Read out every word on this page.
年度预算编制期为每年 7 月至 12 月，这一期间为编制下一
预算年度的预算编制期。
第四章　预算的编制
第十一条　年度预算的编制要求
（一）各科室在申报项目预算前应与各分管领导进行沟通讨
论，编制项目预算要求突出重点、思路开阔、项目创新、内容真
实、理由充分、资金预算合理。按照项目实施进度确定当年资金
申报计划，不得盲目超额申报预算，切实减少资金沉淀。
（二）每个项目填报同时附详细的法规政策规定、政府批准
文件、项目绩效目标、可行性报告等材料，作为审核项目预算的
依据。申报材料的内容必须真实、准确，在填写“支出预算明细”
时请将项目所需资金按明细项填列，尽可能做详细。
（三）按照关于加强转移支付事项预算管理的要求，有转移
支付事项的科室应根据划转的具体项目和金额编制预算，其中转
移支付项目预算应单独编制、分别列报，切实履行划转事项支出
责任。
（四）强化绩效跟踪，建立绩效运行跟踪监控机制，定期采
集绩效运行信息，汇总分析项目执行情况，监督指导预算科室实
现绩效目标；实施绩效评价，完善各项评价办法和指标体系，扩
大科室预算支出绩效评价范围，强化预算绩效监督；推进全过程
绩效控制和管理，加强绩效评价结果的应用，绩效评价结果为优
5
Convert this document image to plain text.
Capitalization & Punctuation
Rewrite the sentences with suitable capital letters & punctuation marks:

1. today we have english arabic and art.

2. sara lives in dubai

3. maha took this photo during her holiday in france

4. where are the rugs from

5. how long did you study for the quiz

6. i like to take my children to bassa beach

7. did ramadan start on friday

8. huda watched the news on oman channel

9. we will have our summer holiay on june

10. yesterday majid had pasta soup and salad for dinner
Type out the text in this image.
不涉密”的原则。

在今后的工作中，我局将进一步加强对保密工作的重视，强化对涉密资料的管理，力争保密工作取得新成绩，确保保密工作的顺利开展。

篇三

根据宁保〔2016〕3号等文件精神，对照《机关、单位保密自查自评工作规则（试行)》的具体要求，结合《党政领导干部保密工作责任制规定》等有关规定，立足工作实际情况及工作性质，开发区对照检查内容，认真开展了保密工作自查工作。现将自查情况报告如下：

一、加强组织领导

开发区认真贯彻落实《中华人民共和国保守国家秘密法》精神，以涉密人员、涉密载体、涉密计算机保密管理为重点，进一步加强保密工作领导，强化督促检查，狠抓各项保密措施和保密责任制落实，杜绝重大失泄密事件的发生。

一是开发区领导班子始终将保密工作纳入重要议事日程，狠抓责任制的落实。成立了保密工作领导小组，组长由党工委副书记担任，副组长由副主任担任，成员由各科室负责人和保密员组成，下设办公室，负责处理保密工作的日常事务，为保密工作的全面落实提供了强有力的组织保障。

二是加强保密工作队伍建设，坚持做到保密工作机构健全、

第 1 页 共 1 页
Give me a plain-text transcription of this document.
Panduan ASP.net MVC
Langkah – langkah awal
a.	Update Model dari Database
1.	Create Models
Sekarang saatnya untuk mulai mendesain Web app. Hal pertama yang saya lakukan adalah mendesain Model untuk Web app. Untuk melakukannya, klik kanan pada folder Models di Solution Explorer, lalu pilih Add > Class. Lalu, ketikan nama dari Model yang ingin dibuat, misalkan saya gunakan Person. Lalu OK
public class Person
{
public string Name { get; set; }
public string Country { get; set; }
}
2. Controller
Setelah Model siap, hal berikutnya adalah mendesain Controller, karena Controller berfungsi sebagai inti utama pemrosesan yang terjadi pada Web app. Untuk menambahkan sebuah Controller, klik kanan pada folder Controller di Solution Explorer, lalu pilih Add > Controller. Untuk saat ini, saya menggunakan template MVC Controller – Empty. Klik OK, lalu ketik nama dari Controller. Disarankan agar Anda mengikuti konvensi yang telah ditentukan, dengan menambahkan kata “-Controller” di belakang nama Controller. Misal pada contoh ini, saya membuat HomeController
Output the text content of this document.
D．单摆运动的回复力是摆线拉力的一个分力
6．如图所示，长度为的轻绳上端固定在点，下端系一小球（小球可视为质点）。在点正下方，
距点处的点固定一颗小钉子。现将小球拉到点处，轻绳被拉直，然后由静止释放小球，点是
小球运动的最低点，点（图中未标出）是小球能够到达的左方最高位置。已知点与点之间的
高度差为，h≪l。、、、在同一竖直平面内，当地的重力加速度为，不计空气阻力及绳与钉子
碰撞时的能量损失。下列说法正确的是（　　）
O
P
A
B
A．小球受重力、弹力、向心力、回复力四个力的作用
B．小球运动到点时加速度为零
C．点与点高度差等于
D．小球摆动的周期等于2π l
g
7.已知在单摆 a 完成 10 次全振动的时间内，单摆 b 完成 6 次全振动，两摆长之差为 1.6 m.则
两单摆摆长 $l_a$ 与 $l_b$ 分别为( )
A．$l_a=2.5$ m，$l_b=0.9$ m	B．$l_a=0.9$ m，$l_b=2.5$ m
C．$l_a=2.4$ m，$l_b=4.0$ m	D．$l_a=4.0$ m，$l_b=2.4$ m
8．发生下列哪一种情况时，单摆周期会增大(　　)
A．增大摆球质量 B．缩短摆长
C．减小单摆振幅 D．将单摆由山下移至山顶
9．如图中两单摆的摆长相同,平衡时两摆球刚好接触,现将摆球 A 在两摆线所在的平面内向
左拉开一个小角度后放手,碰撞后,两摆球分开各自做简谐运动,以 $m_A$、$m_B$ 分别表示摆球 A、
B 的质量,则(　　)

---

TASK INSTRUCTIONS —
Return exactly the lines from the one containing "Output the text content of this document." to the last line of the data, and nothing more.

WRITTEN RESPONSE —
Output the text content of this document.
D．单摆运动的回复力是摆线拉力的一个分力
6．如图所示，长度为的轻绳上端固定在点，下端系一小球（小球可视为质点）。在点正下方，
距点处的点固定一颗小钉子。现将小球拉到点处，轻绳被拉直，然后由静止释放小球，点是
小球运动的最低点，点（图中未标出）是小球能够到达的左方最高位置。已知点与点之间的
高度差为，h≪l。、、、在同一竖直平面内，当地的重力加速度为，不计空气阻力及绳与钉子
碰撞时的能量损失。下列说法正确的是（　　）
O
P
A
B
A．小球受重力、弹力、向心力、回复力四个力的作用
B．小球运动到点时加速度为零
C．点与点高度差等于
D．小球摆动的周期等于2π l
g
7.已知在单摆 a 完成 10 次全振动的时间内，单摆 b 完成 6 次全振动，两摆长之差为 1.6 m.则
两单摆摆长 $l_a$ 与 $l_b$ 分别为( )
A．$l_a=2.5$ m，$l_b=0.9$ m	B．$l_a=0.9$ m，$l_b=2.5$ m
C．$l_a=2.4$ m，$l_b=4.0$ m	D．$l_a=4.0$ m，$l_b=2.4$ m
8．发生下列哪一种情况时，单摆周期会增大(　　)
A．增大摆球质量 B．缩短摆长
C．减小单摆振幅 D．将单摆由山下移至山顶
9．如图中两单摆的摆长相同,平衡时两摆球刚好接触,现将摆球 A 在两摆线所在的平面内向
左拉开一个小角度后放手,碰撞后,两摆球分开各自做简谐运动,以 $m_A$、$m_B$ 分别表示摆球 A、
B 的质量,则(　　)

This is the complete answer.